▶ _Set exercise_:
Look through the material below for "volatility". Copy every line that contains it.

*** Records provided

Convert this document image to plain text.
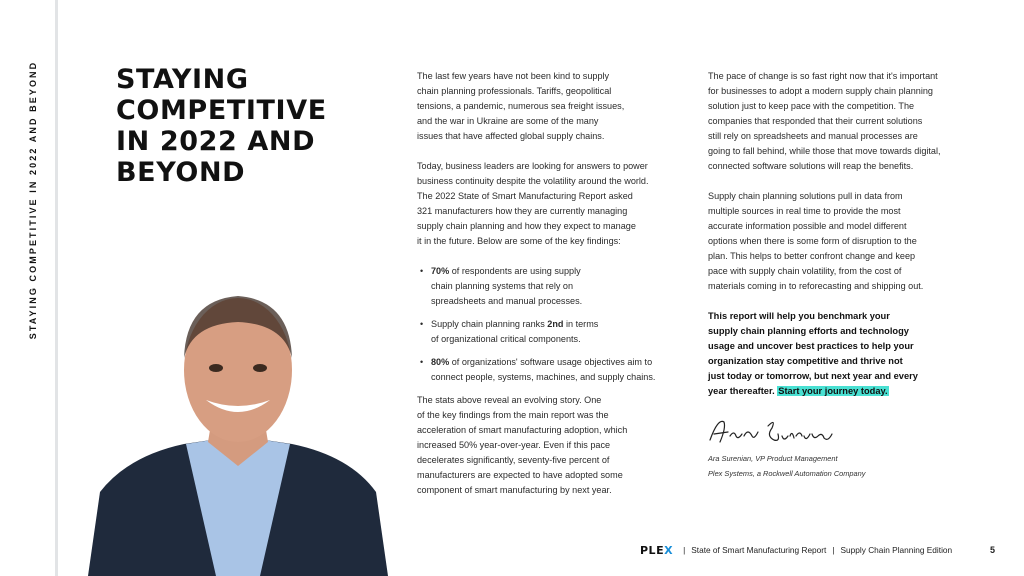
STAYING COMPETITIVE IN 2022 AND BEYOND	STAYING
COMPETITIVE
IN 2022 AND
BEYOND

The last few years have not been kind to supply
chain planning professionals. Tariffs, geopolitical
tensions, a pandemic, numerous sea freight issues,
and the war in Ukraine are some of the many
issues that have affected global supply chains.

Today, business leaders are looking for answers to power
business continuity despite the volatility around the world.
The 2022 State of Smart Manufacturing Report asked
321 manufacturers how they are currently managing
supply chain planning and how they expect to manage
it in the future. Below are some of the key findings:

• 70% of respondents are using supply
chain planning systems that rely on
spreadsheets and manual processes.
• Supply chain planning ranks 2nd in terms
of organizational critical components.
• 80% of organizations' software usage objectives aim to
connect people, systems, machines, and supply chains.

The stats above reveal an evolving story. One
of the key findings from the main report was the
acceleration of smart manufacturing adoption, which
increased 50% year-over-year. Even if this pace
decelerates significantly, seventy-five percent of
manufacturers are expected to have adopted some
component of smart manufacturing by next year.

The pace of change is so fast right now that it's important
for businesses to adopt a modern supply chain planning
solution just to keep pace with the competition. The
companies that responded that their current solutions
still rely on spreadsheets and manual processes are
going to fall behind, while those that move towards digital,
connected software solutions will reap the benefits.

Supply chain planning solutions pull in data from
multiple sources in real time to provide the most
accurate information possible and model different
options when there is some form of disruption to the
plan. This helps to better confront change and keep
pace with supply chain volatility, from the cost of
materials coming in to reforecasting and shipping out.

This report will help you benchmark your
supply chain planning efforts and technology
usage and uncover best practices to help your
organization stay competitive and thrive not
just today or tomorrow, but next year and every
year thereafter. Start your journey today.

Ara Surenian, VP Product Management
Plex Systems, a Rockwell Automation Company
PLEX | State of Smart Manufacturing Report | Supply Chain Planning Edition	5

******
*** Records provided

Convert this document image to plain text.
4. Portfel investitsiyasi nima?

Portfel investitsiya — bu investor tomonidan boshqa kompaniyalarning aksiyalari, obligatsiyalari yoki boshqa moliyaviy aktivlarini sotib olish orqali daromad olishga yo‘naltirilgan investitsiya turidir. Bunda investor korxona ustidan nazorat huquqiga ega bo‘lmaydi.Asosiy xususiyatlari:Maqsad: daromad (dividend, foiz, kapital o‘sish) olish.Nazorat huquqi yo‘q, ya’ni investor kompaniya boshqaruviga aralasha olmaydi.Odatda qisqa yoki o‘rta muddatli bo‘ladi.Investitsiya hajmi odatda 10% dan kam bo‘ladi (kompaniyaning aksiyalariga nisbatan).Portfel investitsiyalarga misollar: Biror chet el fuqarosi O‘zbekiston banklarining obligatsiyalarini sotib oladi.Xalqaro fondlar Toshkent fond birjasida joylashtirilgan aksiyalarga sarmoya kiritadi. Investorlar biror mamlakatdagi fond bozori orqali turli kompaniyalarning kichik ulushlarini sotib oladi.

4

******

▶ _Solved exercise_:
business continuity despite the volatility around the world.
pace with supply chain volatility, from the cost of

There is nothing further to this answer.